Extract all data as written.

Dataset items:
::::::::::

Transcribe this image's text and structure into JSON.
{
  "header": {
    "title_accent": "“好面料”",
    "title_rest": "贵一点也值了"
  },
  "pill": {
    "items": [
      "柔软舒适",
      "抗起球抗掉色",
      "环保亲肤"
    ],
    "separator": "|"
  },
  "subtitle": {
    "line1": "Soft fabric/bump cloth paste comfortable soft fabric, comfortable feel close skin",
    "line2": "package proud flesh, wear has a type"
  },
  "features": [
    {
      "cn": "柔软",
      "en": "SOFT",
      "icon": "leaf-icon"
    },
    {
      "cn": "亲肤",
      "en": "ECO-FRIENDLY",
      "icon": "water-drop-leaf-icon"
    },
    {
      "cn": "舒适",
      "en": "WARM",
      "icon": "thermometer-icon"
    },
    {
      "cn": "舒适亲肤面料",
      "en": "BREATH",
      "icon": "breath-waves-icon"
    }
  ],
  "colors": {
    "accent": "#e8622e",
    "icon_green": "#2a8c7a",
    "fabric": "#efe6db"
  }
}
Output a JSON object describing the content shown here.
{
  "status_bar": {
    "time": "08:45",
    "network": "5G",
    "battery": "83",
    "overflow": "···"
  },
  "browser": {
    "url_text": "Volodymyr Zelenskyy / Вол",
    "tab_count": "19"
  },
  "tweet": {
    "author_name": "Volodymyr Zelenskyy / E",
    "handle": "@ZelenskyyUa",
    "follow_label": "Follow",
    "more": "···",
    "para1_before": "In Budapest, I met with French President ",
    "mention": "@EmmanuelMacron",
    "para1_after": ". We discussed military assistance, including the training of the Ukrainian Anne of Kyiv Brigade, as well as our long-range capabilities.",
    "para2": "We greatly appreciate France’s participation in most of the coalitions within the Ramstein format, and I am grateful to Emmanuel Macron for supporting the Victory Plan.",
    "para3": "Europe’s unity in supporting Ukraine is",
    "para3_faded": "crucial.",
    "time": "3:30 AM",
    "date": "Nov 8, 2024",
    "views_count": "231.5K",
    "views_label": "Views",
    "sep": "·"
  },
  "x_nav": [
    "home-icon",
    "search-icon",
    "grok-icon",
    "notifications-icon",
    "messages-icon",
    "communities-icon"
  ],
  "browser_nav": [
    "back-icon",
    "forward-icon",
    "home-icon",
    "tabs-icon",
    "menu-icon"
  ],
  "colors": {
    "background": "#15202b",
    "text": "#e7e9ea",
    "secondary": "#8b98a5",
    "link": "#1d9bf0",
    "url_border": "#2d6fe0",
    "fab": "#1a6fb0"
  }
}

::::::::::

* **Output below**
Transcribe this image's text and structure into JSON.
{
  "header": {
    "title_accent": "“好面料”",
    "title_rest": "贵一点也值了"
  },
  "pill": {
    "items": [
      "柔软舒适",
      "抗起球抗掉色",
      "环保亲肤"
    ],
    "separator": "|"
  },
  "subtitle": {
    "line1": "Soft fabric/bump cloth paste comfortable soft fabric, comfortable feel close skin",
    "line2": "package proud flesh, wear has a type"
  },
  "features": [
    {
      "cn": "柔软",
      "en": "SOFT",
      "icon": "leaf-icon"
    },
    {
      "cn": "亲肤",
      "en": "ECO-FRIENDLY",
      "icon": "water-drop-leaf-icon"
    },
    {
      "cn": "舒适",
      "en": "WARM",
      "icon": "thermometer-icon"
    },
    {
      "cn": "舒适亲肤面料",
      "en": "BREATH",
      "icon": "breath-waves-icon"
    }
  ],
  "colors": {
    "accent": "#e8622e",
    "icon_green": "#2a8c7a",
    "fabric": "#efe6db"
  }
}
Output a JSON object describing the content shown here.
{
  "status_bar": {
    "time": "08:45",
    "network": "5G",
    "battery": "83",
    "overflow": "···"
  },
  "browser": {
    "url_text": "Volodymyr Zelenskyy / Вол",
    "tab_count": "19"
  },
  "tweet": {
    "author_name": "Volodymyr Zelenskyy / E",
    "handle": "@ZelenskyyUa",
    "follow_label": "Follow",
    "more": "···",
    "para1_before": "In Budapest, I met with French President ",
    "mention": "@EmmanuelMacron",
    "para1_after": ". We discussed military assistance, including the training of the Ukrainian Anne of Kyiv Brigade, as well as our long-range capabilities.",
    "para2": "We greatly appreciate France’s participation in most of the coalitions within the Ramstein format, and I am grateful to Emmanuel Macron for supporting the Victory Plan.",
    "para3": "Europe’s unity in supporting Ukraine is",
    "para3_faded": "crucial.",
    "time": "3:30 AM",
    "date": "Nov 8, 2024",
    "views_count": "231.5K",
    "views_label": "Views",
    "sep": "·"
  },
  "x_nav": [
    "home-icon",
    "search-icon",
    "grok-icon",
    "notifications-icon",
    "messages-icon",
    "communities-icon"
  ],
  "browser_nav": [
    "back-icon",
    "forward-icon",
    "home-icon",
    "tabs-icon",
    "menu-icon"
  ],
  "colors": {
    "background": "#15202b",
    "text": "#e7e9ea",
    "secondary": "#8b98a5",
    "link": "#1d9bf0",
    "url_border": "#2d6fe0",
    "fab": "#1a6fb0"
  }
}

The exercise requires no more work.